*Short task:*
Will you transcribe the entries that follow, exactly and in full?
— start —
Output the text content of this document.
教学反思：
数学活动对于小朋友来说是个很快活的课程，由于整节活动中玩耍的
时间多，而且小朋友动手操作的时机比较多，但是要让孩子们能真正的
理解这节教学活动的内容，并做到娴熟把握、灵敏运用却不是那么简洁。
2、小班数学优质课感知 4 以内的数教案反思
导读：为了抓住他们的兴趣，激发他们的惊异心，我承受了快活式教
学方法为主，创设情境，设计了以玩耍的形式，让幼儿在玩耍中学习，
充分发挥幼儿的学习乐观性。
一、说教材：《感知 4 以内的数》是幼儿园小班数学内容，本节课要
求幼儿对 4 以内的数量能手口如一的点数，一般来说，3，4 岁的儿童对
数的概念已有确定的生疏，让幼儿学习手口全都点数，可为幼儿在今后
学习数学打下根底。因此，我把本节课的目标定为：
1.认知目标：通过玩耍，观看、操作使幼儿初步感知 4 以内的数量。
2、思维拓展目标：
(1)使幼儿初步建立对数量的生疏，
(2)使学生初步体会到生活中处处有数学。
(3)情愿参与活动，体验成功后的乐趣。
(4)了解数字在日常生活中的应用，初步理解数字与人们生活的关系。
— end —
*Answer below:*
Output the text content of this document.
教学反思：
数学活动对于小朋友来说是个很快活的课程，由于整节活动中玩耍的
时间多，而且小朋友动手操作的时机比较多，但是要让孩子们能真正的
理解这节教学活动的内容，并做到娴熟把握、灵敏运用却不是那么简洁。
2、小班数学优质课感知 4 以内的数教案反思
导读：为了抓住他们的兴趣，激发他们的惊异心，我承受了快活式教
学方法为主，创设情境，设计了以玩耍的形式，让幼儿在玩耍中学习，
充分发挥幼儿的学习乐观性。
一、说教材：《感知 4 以内的数》是幼儿园小班数学内容，本节课要
求幼儿对 4 以内的数量能手口如一的点数，一般来说，3，4 岁的儿童对
数的概念已有确定的生疏，让幼儿学习手口全都点数，可为幼儿在今后
学习数学打下根底。因此，我把本节课的目标定为：
1.认知目标：通过玩耍，观看、操作使幼儿初步感知 4 以内的数量。
2、思维拓展目标：
(1)使幼儿初步建立对数量的生疏，
(2)使学生初步体会到生活中处处有数学。
(3)情愿参与活动，体验成功后的乐趣。
(4)了解数字在日常生活中的应用，初步理解数字与人们生活的关系。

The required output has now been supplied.